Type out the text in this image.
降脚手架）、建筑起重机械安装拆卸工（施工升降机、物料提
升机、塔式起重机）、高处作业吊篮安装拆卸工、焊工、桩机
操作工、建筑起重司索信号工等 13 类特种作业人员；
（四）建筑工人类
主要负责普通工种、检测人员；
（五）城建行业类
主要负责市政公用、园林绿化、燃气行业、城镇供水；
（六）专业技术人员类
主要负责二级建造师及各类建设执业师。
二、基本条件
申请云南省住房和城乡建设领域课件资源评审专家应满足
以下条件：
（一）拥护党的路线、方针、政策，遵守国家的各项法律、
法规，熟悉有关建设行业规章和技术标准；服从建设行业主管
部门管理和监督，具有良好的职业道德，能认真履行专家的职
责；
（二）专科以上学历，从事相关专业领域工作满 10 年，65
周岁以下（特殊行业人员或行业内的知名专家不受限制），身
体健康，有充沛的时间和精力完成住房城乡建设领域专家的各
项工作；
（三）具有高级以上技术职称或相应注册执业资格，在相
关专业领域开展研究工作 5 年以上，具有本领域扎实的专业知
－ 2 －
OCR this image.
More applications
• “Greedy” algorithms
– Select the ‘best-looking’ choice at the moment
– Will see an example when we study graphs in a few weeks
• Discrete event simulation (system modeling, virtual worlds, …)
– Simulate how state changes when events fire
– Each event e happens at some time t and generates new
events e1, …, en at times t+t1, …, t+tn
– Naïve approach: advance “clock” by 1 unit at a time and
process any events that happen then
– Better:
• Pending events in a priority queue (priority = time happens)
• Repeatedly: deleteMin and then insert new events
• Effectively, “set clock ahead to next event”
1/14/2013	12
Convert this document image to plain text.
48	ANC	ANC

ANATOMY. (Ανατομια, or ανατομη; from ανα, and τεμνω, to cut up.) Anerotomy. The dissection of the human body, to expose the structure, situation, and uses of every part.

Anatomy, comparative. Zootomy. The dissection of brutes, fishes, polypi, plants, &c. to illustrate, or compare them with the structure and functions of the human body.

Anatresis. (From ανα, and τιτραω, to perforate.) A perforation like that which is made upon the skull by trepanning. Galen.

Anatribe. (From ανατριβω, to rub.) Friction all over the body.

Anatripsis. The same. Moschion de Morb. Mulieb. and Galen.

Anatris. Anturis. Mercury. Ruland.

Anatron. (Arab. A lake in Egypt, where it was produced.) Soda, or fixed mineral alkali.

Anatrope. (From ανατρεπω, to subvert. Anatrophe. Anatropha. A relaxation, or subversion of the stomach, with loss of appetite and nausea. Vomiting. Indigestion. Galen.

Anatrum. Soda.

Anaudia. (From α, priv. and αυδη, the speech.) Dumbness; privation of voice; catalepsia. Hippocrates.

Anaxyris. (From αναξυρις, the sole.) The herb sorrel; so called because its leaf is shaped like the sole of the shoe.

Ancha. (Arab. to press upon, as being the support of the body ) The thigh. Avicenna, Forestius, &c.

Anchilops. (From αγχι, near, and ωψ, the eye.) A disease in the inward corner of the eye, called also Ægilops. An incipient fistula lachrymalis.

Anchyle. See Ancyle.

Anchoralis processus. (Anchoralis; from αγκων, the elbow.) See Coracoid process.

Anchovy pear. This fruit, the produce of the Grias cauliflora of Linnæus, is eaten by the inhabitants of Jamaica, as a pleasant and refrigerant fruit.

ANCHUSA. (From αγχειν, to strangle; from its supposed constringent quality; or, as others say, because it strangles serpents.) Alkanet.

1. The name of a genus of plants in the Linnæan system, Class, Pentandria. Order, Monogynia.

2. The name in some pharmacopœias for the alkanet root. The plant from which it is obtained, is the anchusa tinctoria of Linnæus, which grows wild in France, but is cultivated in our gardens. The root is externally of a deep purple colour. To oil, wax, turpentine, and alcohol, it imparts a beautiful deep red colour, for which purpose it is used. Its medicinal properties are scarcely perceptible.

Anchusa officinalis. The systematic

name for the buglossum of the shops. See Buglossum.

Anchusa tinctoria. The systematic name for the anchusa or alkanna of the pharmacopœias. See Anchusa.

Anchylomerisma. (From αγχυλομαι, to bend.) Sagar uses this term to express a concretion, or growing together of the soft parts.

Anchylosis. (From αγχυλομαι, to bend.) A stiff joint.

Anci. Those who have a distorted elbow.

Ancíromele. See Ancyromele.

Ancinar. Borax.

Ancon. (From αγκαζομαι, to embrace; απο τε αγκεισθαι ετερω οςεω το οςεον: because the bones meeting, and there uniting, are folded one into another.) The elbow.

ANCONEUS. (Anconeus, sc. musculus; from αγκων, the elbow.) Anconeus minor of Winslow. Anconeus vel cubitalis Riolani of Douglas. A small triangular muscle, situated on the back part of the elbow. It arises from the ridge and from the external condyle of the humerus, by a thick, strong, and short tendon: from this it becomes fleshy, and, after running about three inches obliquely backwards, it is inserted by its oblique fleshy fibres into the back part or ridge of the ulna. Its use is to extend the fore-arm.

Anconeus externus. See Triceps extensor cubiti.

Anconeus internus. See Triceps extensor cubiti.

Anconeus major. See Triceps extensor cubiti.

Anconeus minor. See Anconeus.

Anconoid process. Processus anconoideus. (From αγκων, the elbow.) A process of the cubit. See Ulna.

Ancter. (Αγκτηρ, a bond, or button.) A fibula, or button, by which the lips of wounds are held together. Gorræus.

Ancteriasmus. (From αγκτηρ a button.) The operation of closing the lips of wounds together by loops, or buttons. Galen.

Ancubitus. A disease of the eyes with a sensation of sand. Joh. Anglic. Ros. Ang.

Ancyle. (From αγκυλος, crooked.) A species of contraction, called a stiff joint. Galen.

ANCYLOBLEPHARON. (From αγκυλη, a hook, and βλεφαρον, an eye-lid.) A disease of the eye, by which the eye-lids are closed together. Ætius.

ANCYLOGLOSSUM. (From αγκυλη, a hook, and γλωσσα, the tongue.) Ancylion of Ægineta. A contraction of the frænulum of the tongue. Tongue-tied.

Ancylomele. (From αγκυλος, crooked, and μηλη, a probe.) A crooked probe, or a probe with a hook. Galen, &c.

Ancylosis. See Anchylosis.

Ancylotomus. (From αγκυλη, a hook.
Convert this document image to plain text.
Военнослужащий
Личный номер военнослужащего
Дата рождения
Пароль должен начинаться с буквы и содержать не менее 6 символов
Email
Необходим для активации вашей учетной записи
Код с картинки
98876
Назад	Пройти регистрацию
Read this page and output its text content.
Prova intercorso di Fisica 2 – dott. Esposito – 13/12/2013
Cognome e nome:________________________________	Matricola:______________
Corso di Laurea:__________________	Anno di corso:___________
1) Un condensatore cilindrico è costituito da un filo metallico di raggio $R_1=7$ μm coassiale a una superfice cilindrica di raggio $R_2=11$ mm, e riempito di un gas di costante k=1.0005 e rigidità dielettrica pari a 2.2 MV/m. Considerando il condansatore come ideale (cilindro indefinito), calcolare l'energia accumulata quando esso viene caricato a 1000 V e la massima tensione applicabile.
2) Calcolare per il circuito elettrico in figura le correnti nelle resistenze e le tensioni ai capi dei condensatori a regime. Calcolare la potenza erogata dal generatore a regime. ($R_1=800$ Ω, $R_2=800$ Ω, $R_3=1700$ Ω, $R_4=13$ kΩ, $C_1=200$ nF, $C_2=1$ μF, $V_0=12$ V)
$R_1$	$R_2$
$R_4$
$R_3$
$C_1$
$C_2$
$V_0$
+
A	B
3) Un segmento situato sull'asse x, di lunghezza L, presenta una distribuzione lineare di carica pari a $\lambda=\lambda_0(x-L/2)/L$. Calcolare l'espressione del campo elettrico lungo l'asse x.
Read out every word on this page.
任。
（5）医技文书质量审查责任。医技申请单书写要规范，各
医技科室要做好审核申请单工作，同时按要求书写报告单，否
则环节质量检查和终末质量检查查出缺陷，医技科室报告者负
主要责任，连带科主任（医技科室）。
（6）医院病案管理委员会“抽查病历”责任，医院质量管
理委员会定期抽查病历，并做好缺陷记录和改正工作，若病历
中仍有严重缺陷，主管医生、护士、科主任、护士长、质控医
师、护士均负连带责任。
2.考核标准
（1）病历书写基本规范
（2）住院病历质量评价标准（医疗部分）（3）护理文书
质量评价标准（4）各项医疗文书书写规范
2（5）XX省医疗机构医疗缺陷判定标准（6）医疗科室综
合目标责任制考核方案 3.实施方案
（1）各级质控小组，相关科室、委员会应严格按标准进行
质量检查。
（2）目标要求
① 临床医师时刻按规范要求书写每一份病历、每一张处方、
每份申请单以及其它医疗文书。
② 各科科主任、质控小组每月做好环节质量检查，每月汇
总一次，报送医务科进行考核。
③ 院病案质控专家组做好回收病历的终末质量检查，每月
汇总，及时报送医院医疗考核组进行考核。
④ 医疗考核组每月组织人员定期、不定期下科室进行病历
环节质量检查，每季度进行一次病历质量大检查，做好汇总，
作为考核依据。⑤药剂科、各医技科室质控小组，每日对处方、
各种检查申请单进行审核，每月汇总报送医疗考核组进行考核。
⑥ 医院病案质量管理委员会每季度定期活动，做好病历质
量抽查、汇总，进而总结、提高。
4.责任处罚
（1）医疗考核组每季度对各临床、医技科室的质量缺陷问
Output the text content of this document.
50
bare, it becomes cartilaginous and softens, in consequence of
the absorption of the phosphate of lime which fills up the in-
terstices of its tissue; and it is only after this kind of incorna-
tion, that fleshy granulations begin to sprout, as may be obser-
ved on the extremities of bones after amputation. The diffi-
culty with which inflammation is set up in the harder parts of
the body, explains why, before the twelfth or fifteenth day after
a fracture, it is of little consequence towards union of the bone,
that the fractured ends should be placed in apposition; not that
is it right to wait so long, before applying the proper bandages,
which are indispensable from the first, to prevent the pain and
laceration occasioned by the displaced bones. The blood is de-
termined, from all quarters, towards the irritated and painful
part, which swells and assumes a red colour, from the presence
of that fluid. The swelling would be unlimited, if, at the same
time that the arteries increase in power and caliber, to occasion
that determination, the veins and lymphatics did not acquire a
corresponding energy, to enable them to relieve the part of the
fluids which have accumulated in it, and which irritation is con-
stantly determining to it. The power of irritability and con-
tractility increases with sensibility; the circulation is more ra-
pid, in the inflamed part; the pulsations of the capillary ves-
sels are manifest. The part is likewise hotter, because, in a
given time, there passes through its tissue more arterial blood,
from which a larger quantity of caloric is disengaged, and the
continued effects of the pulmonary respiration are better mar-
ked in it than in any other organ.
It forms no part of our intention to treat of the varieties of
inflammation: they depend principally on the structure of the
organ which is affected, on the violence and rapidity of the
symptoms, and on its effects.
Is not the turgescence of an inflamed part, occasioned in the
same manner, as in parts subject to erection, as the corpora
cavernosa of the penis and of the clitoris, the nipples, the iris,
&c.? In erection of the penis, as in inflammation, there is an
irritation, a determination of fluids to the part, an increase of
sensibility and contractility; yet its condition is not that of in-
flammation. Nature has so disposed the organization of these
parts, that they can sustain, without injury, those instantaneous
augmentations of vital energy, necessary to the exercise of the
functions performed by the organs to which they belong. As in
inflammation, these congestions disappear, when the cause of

Short problem —
Copy each line of the data above that holds "clock".

Task answer —
– Naïve approach: advance “clock” by 1 unit at a time and
• Effectively, “set clock ahead to next event”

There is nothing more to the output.